### Extracted material

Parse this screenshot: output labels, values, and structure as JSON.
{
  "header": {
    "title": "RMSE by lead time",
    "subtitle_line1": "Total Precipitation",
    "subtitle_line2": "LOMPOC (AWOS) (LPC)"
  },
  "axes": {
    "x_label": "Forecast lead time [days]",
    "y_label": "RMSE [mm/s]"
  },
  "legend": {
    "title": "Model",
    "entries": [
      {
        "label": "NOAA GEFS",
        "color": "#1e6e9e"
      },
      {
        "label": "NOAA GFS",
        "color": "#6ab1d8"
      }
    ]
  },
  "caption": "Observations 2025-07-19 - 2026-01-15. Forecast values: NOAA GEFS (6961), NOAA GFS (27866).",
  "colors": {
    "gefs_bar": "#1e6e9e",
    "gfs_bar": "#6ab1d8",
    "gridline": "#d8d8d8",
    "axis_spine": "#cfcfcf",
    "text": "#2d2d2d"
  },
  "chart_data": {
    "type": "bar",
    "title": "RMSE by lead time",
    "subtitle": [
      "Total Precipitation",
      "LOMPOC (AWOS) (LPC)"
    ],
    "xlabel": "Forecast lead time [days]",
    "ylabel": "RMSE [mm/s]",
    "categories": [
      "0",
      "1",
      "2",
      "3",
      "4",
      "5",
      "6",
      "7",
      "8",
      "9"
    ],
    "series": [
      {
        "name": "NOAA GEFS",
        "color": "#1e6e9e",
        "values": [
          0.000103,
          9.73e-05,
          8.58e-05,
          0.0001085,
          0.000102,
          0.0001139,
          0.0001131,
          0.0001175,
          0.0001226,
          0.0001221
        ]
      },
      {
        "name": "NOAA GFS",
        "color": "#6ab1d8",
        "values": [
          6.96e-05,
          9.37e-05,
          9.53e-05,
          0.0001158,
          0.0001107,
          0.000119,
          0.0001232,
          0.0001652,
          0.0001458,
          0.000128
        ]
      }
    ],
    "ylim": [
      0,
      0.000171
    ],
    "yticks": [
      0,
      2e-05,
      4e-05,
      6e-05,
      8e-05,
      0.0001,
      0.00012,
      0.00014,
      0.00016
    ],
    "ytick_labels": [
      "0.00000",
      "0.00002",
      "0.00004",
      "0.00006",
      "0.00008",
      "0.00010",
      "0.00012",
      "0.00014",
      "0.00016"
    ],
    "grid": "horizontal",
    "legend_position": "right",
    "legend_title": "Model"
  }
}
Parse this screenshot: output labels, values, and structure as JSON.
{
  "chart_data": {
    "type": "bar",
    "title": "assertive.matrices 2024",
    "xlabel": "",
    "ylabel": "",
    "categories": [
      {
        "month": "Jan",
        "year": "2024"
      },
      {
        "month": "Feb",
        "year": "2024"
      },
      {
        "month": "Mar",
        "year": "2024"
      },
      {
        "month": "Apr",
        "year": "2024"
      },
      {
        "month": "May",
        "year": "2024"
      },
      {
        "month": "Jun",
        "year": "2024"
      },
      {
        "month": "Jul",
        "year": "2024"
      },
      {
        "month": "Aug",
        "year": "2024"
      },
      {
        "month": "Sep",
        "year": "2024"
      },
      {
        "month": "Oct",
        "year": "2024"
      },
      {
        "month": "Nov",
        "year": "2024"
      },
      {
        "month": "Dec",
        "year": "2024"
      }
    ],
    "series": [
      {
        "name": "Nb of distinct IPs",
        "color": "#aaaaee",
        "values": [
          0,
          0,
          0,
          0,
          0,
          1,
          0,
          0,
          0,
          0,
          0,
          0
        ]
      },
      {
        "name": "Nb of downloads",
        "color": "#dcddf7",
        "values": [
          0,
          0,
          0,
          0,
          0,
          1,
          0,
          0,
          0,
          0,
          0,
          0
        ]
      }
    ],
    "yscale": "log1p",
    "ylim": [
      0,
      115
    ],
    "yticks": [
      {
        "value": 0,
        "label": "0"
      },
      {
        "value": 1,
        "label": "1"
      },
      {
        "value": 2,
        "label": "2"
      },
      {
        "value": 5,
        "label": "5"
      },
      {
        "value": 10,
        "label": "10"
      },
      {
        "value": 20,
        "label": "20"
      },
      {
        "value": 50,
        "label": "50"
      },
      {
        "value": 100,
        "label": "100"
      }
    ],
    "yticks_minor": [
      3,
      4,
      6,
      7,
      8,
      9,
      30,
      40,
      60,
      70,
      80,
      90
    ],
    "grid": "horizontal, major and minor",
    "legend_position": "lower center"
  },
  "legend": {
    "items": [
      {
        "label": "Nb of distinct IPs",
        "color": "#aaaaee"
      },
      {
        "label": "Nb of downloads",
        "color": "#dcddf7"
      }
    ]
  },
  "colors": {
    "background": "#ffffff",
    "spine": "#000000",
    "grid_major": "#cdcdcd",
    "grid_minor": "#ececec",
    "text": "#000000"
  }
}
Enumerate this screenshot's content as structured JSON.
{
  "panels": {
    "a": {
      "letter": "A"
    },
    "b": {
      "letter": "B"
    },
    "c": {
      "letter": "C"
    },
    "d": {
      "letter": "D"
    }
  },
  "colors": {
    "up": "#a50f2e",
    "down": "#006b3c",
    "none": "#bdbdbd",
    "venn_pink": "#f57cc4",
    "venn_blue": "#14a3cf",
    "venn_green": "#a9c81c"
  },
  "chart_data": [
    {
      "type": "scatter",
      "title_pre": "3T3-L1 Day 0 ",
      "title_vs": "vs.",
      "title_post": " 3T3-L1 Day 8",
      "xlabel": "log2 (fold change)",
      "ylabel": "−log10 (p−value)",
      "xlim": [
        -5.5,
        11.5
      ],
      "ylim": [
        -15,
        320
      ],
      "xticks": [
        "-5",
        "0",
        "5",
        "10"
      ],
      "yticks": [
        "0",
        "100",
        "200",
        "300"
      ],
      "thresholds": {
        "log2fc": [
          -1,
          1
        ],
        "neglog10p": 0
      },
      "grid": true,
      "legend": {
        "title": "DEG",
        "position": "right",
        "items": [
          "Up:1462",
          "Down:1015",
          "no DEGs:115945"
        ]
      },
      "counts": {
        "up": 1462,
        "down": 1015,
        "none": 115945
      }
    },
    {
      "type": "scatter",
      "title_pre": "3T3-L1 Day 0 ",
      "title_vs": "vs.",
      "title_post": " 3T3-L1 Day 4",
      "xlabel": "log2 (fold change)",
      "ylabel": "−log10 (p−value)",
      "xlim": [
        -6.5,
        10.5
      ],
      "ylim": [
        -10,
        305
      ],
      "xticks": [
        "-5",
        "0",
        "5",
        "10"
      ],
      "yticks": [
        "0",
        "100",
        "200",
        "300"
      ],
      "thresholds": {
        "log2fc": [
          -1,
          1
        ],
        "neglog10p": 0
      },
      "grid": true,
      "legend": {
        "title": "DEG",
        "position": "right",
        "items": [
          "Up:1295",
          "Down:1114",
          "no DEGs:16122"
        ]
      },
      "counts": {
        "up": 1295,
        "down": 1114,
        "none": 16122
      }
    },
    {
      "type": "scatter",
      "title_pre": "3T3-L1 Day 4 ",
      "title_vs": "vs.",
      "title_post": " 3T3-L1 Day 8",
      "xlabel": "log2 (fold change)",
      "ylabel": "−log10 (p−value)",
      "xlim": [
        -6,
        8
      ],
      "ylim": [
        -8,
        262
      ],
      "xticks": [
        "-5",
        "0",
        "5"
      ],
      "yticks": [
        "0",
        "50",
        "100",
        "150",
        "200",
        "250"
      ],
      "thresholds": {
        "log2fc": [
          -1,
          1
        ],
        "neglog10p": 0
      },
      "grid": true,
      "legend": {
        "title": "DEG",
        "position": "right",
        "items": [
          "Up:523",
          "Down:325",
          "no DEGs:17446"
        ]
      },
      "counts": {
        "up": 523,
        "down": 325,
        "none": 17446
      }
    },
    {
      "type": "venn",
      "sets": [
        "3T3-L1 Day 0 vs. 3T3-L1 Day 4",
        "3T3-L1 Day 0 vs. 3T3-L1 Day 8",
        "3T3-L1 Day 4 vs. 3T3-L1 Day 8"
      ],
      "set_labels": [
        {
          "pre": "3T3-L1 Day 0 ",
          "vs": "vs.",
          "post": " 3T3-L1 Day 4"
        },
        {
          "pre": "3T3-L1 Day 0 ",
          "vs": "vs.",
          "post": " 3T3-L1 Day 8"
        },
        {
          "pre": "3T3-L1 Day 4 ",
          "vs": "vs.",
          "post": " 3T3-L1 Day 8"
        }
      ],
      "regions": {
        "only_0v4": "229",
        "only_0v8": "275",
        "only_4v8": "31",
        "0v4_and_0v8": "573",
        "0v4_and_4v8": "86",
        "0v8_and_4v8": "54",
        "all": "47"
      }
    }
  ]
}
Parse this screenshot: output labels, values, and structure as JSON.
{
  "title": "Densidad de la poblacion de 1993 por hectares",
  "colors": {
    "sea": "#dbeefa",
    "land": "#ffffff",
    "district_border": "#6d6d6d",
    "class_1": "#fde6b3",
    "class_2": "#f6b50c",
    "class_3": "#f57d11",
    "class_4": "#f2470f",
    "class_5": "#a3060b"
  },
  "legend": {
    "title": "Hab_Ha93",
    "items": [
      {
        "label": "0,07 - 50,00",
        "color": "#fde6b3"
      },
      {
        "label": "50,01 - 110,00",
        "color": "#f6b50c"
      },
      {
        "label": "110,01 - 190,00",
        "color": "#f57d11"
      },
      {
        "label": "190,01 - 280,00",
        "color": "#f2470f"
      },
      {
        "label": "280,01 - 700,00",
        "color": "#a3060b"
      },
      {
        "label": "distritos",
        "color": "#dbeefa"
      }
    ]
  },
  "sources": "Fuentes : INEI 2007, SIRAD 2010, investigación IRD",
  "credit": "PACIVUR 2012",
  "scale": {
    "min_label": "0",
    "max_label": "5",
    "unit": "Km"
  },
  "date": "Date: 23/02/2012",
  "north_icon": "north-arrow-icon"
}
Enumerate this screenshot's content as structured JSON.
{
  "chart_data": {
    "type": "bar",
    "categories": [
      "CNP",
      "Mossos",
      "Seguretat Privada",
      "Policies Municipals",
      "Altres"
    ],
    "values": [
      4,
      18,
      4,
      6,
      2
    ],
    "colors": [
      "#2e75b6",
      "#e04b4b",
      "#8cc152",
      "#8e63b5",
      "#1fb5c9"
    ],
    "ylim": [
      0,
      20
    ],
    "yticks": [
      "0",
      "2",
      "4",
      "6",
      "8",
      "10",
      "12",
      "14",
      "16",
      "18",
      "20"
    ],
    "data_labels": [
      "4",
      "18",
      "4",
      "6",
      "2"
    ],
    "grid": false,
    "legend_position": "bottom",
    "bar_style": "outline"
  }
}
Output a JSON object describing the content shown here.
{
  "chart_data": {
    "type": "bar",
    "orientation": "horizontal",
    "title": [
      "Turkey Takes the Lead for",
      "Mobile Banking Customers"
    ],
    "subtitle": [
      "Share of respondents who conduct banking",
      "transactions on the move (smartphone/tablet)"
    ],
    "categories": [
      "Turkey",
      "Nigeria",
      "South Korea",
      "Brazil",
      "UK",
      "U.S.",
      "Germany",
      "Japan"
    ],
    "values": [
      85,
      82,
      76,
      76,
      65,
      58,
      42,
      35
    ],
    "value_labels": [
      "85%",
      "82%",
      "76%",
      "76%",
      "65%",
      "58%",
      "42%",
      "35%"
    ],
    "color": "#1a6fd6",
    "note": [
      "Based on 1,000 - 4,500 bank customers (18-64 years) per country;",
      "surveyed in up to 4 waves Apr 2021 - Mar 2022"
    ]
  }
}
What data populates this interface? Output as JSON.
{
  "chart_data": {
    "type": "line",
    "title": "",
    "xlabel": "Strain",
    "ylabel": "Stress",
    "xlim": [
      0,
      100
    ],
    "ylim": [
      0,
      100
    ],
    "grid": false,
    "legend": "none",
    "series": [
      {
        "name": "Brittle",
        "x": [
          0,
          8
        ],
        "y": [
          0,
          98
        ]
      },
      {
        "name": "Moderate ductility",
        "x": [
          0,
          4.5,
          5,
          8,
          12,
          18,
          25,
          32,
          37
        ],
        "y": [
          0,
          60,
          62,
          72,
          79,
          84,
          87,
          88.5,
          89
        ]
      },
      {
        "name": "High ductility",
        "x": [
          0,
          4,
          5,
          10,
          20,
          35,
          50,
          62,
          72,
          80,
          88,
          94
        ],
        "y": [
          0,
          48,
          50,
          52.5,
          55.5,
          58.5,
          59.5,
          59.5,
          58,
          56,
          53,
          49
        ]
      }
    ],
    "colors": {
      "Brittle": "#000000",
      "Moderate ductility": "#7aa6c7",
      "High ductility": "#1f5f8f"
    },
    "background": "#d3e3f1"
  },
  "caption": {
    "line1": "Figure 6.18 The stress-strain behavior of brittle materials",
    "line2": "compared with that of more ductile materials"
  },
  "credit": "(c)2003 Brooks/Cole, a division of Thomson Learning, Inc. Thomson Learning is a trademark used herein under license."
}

### Task details
Tally the lines of the preceding listing in which the word "none" appears; state nothing but the total.

### Task result
5